• _Aim of the exercise_:
From the listing below, pick out each line with the word "Rimbo".

• _Extracted entries_:
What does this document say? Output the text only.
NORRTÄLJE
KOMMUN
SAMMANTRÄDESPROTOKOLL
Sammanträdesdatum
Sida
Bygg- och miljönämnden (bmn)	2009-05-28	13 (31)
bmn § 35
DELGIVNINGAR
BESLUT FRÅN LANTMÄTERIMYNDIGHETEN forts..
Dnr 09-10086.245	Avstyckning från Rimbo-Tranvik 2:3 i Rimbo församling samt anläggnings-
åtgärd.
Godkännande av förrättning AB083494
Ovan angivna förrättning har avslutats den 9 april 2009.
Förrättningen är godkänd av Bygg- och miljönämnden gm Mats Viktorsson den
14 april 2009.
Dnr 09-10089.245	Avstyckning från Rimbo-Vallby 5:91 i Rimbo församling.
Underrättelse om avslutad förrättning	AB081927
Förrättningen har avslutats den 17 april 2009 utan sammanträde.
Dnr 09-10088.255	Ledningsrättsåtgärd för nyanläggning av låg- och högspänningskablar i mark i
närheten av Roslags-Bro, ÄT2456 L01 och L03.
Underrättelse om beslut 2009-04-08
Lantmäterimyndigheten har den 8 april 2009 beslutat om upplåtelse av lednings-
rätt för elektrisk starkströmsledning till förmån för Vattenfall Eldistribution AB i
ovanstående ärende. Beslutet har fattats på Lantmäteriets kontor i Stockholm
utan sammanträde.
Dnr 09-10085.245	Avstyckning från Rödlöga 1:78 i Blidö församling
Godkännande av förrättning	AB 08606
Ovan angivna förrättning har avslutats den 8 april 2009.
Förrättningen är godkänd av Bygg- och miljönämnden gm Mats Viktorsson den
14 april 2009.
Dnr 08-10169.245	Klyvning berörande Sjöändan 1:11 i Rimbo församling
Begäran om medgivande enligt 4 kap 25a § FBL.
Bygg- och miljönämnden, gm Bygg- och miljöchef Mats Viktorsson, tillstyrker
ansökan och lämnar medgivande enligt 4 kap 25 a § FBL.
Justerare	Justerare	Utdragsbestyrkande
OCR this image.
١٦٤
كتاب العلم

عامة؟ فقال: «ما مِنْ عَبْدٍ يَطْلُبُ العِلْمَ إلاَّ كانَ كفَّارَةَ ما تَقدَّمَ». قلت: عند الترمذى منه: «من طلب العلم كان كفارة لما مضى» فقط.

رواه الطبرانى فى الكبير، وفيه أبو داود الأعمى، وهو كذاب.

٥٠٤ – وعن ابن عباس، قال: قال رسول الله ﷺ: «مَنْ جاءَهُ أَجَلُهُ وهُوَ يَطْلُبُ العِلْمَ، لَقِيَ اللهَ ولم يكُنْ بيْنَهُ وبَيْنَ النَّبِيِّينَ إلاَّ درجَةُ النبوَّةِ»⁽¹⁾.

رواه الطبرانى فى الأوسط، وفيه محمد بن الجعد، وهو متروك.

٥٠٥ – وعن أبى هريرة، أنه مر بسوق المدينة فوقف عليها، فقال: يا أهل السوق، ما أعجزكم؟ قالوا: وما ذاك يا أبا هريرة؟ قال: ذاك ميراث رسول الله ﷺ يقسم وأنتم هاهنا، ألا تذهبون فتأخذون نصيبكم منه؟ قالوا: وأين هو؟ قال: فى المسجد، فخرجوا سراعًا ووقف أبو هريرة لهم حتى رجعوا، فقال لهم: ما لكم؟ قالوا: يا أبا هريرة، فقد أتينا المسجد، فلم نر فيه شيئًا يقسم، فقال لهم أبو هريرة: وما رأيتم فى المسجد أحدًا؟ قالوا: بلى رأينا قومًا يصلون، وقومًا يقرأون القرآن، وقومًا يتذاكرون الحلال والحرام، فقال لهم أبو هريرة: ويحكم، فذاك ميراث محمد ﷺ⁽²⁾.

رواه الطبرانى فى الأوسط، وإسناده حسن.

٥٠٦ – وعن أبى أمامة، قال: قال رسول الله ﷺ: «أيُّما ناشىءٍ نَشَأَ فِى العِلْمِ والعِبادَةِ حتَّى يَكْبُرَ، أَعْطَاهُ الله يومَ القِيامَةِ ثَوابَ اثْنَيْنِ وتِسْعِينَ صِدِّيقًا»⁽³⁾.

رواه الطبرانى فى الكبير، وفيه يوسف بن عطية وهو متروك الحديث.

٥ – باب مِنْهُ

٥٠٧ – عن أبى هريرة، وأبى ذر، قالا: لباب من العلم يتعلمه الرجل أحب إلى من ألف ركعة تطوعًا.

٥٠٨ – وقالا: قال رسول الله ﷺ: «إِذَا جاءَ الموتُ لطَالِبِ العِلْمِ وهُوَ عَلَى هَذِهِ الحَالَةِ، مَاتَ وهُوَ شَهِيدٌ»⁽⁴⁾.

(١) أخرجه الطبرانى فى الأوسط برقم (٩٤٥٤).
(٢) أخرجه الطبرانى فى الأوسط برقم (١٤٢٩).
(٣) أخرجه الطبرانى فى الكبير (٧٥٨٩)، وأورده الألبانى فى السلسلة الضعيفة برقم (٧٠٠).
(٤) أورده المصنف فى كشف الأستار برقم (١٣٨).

• _Solution for this exercise_:
Dnr 09-10086.245	Avstyckning från Rimbo-Tranvik 2:3 i Rimbo församling samt anläggnings-
Dnr 09-10089.245	Avstyckning från Rimbo-Vallby 5:91 i Rimbo församling.
Dnr 08-10169.245	Klyvning berörande Sjöändan 1:11 i Rimbo församling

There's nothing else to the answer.